- **What the task requires**
State the number of lines that contain the word "extensions", and add nothing else.

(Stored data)
☆ ☆ ☆ ☆

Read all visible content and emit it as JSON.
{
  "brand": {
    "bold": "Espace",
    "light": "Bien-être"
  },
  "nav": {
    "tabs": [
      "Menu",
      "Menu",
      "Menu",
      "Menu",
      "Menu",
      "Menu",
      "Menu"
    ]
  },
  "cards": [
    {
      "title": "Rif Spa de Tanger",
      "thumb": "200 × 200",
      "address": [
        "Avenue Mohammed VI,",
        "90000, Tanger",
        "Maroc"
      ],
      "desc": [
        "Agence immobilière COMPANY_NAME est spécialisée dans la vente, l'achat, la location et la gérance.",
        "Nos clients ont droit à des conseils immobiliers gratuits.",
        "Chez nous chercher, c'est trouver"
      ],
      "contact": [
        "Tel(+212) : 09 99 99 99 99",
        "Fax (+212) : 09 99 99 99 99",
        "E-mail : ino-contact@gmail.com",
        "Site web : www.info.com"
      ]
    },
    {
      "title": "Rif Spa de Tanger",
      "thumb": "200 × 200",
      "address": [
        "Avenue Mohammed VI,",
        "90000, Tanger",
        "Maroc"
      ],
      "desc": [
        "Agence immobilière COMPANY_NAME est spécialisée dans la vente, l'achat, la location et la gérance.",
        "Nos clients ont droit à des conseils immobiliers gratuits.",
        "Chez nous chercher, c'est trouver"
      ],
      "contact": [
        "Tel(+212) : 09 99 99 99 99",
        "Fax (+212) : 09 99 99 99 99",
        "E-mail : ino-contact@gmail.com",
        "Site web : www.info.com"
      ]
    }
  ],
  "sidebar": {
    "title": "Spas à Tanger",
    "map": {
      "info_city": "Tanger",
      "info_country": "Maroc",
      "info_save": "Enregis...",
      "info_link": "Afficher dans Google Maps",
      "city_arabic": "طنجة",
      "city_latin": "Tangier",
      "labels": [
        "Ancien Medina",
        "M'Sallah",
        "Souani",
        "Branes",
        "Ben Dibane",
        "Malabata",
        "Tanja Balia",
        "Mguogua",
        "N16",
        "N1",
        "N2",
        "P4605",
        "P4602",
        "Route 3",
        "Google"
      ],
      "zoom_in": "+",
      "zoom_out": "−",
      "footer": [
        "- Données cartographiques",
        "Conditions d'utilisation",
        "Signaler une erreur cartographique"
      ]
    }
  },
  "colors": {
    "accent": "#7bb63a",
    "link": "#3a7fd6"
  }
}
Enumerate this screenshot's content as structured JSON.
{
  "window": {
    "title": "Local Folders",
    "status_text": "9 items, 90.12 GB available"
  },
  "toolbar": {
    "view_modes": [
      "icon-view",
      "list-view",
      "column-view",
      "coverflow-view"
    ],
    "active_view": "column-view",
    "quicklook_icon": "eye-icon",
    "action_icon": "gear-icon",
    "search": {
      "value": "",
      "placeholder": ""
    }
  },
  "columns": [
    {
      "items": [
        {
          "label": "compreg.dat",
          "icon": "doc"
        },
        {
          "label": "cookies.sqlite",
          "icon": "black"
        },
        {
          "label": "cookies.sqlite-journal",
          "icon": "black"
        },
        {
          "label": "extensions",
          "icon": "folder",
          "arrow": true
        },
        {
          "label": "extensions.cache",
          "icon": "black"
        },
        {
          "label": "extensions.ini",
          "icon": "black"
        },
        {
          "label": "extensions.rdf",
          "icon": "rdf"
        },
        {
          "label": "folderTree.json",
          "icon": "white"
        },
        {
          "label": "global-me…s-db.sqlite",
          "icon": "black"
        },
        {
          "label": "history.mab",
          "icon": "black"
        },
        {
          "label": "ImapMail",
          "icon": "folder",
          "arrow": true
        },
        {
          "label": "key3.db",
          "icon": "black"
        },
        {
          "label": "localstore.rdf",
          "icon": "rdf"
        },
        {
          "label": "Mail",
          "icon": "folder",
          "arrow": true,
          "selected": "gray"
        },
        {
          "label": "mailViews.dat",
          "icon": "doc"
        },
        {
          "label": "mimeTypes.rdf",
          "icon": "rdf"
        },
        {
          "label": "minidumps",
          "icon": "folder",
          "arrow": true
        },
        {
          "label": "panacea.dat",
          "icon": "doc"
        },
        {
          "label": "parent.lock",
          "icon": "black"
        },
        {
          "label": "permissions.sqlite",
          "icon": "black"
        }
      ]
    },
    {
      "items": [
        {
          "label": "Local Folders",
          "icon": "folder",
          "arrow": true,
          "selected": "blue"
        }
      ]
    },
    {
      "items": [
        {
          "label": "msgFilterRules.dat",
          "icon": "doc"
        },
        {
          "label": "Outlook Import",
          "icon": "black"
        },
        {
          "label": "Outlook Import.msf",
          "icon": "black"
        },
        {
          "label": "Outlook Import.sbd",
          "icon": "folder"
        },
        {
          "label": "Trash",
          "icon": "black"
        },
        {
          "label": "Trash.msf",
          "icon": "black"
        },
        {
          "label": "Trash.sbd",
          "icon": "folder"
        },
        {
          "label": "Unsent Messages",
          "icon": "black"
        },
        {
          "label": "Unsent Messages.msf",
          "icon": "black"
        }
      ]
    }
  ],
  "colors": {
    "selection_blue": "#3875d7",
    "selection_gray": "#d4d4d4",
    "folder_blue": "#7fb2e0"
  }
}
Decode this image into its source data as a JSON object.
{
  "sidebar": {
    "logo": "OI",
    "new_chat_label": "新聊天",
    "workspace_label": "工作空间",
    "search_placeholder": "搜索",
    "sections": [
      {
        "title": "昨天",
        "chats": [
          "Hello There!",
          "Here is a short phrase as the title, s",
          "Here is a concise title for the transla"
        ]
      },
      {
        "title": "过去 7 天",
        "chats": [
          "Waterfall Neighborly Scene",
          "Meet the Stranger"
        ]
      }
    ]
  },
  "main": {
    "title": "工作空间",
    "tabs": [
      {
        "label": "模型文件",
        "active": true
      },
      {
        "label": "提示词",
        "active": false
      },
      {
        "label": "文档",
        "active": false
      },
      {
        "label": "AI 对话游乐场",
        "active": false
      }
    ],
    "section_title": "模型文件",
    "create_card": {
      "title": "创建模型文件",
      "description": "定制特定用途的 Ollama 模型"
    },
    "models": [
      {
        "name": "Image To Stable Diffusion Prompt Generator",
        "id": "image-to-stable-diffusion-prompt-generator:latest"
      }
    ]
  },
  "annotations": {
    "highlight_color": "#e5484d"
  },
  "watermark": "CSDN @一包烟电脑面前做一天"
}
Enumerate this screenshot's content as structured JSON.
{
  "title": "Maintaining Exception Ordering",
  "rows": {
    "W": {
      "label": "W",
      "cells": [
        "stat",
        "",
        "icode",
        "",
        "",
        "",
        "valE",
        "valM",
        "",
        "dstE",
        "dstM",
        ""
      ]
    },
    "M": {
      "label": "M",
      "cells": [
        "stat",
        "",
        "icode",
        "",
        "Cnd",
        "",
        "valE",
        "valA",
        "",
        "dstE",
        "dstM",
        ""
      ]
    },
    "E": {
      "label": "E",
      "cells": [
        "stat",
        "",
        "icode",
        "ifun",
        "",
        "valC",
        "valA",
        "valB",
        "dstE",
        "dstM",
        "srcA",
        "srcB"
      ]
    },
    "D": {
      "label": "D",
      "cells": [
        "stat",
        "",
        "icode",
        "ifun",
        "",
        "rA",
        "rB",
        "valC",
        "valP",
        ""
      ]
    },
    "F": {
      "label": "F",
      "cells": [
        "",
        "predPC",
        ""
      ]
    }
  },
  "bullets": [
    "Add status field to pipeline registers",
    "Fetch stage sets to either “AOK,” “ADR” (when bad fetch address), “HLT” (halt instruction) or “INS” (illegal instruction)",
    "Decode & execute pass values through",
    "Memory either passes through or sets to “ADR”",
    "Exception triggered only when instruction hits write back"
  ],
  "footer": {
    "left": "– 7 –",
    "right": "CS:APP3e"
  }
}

☆ ☆ ☆ ☆

- **Written solution**
4